Each of the entries should be retyped precisely as it appears.

* START Material shown *

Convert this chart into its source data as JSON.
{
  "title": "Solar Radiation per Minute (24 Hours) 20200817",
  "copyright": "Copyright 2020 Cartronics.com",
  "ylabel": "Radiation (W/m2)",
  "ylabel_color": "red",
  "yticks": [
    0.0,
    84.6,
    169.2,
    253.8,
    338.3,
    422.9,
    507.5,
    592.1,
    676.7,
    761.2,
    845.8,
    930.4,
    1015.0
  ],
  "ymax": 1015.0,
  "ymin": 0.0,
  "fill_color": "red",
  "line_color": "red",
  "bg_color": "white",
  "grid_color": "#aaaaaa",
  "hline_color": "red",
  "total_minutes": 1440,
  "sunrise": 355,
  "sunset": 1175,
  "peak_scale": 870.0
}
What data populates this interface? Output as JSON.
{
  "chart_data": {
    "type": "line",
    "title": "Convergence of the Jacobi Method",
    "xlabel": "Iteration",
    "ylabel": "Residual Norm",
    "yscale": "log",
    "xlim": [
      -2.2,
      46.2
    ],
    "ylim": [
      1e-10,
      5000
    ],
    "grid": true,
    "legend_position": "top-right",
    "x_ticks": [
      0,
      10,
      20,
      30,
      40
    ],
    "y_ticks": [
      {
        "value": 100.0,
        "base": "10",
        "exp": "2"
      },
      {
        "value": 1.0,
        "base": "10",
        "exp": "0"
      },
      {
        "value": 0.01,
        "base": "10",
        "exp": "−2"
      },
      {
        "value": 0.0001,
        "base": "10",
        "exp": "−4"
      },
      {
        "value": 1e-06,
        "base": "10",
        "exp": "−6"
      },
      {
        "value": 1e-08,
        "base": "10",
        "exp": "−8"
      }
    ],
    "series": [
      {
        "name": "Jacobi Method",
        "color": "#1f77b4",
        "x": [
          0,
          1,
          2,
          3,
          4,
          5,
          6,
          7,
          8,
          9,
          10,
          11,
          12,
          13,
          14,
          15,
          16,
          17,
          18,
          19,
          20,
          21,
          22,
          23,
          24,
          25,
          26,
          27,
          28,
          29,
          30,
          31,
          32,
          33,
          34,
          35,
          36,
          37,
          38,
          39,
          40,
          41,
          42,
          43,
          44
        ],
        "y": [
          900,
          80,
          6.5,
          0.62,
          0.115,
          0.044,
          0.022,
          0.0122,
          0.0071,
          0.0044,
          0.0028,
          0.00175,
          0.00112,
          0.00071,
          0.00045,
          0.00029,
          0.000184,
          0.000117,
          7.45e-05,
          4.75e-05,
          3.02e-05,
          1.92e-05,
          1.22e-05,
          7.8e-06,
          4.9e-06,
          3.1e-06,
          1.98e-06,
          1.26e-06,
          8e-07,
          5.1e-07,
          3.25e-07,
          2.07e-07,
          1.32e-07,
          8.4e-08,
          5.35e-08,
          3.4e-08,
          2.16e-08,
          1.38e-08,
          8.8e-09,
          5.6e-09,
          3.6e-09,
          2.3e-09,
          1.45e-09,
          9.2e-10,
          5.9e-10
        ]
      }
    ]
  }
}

* END Material shown *

**The solution**
Convert this chart into its source data as JSON.
{
  "title": "Solar Radiation per Minute (24 Hours) 20200817",
  "copyright": "Copyright 2020 Cartronics.com",
  "ylabel": "Radiation (W/m2)",
  "ylabel_color": "red",
  "yticks": [
    0.0,
    84.6,
    169.2,
    253.8,
    338.3,
    422.9,
    507.5,
    592.1,
    676.7,
    761.2,
    845.8,
    930.4,
    1015.0
  ],
  "ymax": 1015.0,
  "ymin": 0.0,
  "fill_color": "red",
  "line_color": "red",
  "bg_color": "white",
  "grid_color": "#aaaaaa",
  "hline_color": "red",
  "total_minutes": 1440,
  "sunrise": 355,
  "sunset": 1175,
  "peak_scale": 870.0
}
What data populates this interface? Output as JSON.
{
  "chart_data": {
    "type": "line",
    "title": "Convergence of the Jacobi Method",
    "xlabel": "Iteration",
    "ylabel": "Residual Norm",
    "yscale": "log",
    "xlim": [
      -2.2,
      46.2
    ],
    "ylim": [
      1e-10,
      5000
    ],
    "grid": true,
    "legend_position": "top-right",
    "x_ticks": [
      0,
      10,
      20,
      30,
      40
    ],
    "y_ticks": [
      {
        "value": 100.0,
        "base": "10",
        "exp": "2"
      },
      {
        "value": 1.0,
        "base": "10",
        "exp": "0"
      },
      {
        "value": 0.01,
        "base": "10",
        "exp": "−2"
      },
      {
        "value": 0.0001,
        "base": "10",
        "exp": "−4"
      },
      {
        "value": 1e-06,
        "base": "10",
        "exp": "−6"
      },
      {
        "value": 1e-08,
        "base": "10",
        "exp": "−8"
      }
    ],
    "series": [
      {
        "name": "Jacobi Method",
        "color": "#1f77b4",
        "x": [
          0,
          1,
          2,
          3,
          4,
          5,
          6,
          7,
          8,
          9,
          10,
          11,
          12,
          13,
          14,
          15,
          16,
          17,
          18,
          19,
          20,
          21,
          22,
          23,
          24,
          25,
          26,
          27,
          28,
          29,
          30,
          31,
          32,
          33,
          34,
          35,
          36,
          37,
          38,
          39,
          40,
          41,
          42,
          43,
          44
        ],
        "y": [
          900,
          80,
          6.5,
          0.62,
          0.115,
          0.044,
          0.022,
          0.0122,
          0.0071,
          0.0044,
          0.0028,
          0.00175,
          0.00112,
          0.00071,
          0.00045,
          0.00029,
          0.000184,
          0.000117,
          7.45e-05,
          4.75e-05,
          3.02e-05,
          1.92e-05,
          1.22e-05,
          7.8e-06,
          4.9e-06,
          3.1e-06,
          1.98e-06,
          1.26e-06,
          8e-07,
          5.1e-07,
          3.25e-07,
          2.07e-07,
          1.32e-07,
          8.4e-08,
          5.35e-08,
          3.4e-08,
          2.16e-08,
          1.38e-08,
          8.8e-09,
          5.6e-09,
          3.6e-09,
          2.3e-09,
          1.45e-09,
          9.2e-10,
          5.9e-10
        ]
      }
    ]
  }
}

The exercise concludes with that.